## START Source material

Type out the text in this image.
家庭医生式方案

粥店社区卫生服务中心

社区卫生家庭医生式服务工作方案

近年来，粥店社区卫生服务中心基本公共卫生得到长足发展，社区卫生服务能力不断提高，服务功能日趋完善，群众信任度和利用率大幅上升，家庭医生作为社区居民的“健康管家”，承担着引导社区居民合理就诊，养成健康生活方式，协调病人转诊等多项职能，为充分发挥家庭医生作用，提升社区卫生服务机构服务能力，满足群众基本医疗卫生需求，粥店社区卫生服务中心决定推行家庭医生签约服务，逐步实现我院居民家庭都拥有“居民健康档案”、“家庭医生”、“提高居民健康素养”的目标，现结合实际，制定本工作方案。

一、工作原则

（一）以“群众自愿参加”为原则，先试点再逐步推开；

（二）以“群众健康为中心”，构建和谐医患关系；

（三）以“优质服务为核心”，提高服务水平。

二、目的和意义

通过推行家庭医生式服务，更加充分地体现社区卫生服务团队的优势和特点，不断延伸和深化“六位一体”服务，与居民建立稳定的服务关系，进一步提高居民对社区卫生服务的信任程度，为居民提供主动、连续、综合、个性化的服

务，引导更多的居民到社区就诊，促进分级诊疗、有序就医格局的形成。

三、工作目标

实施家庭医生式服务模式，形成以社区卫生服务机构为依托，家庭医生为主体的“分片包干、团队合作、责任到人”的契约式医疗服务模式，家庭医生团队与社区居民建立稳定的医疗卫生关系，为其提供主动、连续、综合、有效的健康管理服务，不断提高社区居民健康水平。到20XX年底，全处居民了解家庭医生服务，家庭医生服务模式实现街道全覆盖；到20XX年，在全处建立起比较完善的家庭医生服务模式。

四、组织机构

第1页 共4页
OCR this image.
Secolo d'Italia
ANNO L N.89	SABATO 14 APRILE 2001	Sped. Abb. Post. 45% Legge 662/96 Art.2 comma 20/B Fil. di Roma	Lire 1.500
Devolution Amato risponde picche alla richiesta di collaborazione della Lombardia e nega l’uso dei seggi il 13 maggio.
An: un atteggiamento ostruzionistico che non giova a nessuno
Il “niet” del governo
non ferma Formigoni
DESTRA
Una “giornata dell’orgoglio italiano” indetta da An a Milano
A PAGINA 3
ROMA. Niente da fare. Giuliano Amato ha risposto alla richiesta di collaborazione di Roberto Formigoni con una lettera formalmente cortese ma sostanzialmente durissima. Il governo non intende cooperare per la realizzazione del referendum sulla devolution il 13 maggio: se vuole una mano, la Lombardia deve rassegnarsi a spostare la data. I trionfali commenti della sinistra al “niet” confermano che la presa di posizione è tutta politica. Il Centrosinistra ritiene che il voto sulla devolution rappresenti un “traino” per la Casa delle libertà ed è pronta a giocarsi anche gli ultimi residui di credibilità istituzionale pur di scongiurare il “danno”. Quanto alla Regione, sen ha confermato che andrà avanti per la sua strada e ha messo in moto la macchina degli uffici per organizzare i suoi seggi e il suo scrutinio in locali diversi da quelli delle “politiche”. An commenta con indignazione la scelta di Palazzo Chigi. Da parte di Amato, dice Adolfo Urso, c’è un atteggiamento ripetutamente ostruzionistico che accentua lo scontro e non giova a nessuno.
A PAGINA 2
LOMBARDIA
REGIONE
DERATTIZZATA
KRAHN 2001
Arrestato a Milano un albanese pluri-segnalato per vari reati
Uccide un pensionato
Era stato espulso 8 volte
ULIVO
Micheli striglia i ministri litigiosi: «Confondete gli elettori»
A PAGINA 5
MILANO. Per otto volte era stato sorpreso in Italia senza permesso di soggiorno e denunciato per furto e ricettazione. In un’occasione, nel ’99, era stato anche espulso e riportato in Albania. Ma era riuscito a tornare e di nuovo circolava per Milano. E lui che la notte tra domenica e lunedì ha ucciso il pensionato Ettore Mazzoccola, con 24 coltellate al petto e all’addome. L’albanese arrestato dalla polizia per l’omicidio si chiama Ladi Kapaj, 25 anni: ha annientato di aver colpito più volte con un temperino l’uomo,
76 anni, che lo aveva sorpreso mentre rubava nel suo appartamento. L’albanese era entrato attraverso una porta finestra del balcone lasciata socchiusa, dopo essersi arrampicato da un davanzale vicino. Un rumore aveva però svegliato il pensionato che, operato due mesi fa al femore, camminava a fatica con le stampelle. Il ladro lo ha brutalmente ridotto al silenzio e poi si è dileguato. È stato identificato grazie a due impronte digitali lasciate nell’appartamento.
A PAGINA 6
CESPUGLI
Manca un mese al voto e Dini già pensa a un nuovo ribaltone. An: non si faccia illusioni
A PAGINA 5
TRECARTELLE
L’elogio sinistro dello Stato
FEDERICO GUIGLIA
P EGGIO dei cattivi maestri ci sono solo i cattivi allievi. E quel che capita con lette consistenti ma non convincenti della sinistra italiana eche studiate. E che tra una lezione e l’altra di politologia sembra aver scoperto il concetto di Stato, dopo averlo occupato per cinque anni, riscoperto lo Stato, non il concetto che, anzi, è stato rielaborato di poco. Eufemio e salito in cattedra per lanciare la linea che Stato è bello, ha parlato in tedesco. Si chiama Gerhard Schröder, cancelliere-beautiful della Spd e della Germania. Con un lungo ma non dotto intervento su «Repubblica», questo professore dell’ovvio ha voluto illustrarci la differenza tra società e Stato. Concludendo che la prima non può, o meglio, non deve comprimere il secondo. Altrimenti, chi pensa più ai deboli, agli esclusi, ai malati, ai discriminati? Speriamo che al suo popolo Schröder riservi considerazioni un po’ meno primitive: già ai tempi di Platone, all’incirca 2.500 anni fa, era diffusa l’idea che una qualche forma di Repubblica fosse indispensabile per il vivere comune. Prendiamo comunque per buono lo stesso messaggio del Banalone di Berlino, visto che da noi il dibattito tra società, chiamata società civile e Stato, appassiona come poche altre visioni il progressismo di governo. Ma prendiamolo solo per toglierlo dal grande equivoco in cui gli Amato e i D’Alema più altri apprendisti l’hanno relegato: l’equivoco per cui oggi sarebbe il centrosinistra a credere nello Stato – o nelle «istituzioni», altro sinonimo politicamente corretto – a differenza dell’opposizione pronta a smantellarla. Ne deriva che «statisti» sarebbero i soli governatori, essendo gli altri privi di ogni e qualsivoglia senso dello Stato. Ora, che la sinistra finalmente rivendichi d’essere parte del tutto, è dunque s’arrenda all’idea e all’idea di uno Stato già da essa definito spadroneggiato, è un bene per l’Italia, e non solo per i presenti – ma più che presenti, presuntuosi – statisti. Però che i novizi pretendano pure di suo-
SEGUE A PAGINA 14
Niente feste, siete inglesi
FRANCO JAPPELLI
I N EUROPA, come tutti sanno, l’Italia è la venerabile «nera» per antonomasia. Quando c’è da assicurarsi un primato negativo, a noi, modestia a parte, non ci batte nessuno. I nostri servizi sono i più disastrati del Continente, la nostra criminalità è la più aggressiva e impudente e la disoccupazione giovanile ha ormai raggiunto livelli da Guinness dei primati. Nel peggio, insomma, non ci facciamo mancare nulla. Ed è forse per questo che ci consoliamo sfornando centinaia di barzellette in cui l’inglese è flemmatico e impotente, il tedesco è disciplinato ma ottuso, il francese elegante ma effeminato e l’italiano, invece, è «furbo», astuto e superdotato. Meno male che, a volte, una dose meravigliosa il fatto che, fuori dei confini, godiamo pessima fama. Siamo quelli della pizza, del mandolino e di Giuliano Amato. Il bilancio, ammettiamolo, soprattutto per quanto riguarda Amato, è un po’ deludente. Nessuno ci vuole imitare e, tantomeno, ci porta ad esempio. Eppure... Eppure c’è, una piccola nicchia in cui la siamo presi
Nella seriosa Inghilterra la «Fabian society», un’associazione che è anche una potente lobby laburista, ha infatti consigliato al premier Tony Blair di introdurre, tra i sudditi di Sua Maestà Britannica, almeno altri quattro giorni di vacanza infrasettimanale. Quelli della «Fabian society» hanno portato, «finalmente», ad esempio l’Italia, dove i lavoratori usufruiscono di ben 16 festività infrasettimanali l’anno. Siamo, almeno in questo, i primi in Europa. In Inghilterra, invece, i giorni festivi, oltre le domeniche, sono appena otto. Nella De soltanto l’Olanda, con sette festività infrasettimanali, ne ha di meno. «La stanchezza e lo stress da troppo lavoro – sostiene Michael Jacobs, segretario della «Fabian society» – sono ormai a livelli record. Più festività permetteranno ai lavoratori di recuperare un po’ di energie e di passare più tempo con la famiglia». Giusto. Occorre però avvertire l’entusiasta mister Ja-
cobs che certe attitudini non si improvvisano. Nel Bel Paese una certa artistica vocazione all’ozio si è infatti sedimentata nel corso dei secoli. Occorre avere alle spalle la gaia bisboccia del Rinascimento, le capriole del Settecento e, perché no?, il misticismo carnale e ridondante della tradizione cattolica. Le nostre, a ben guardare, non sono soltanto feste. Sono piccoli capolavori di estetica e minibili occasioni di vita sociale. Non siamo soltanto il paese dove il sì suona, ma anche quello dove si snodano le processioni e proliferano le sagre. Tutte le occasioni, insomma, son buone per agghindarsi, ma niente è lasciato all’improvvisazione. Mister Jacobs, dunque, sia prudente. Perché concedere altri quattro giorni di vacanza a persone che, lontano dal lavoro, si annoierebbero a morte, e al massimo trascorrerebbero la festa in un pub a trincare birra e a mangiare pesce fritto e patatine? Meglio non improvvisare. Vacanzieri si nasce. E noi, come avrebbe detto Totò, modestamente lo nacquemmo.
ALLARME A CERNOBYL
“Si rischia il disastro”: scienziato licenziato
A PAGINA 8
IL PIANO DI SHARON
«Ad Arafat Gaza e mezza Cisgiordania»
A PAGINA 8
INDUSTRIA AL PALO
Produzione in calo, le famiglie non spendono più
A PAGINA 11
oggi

## END Source material

Copy all lines from the entries that contain the word "Formigoni".

Exercise response:
non ferma Formigoni
ROMA. Niente da fare. Giuliano Amato ha risposto alla richiesta di collaborazione di Roberto Formigoni con una lettera formalmente cortese ma sostanzialmente durissima. Il governo non intende cooperare per la realizzazione del referendum sulla devolution il 13 maggio: se vuole una mano, la Lombardia deve rassegnarsi a spostare la data. I trionfali commenti della sinistra al “niet” confermano che la presa di posizione è tutta politica. Il Centrosinistra ritiene che il voto sulla devolution rappresenti un “traino” per la Casa delle libertà ed è pronta a giocarsi anche gli ultimi residui di credibilità istituzionale pur di scongiurare il “danno”. Quanto alla Regione, sen ha confermato che andrà avanti per la sua strada e ha messo in moto la macchina degli uffici per organizzare i suoi seggi e il suo scrutinio in locali diversi da quelli delle “politiche”. An commenta con indignazione la scelta di Palazzo Chigi. Da parte di Amato, dice Adolfo Urso, c’è un atteggiamento ripetutamente ostruzionistico che accentua lo scontro e non giova a nessuno.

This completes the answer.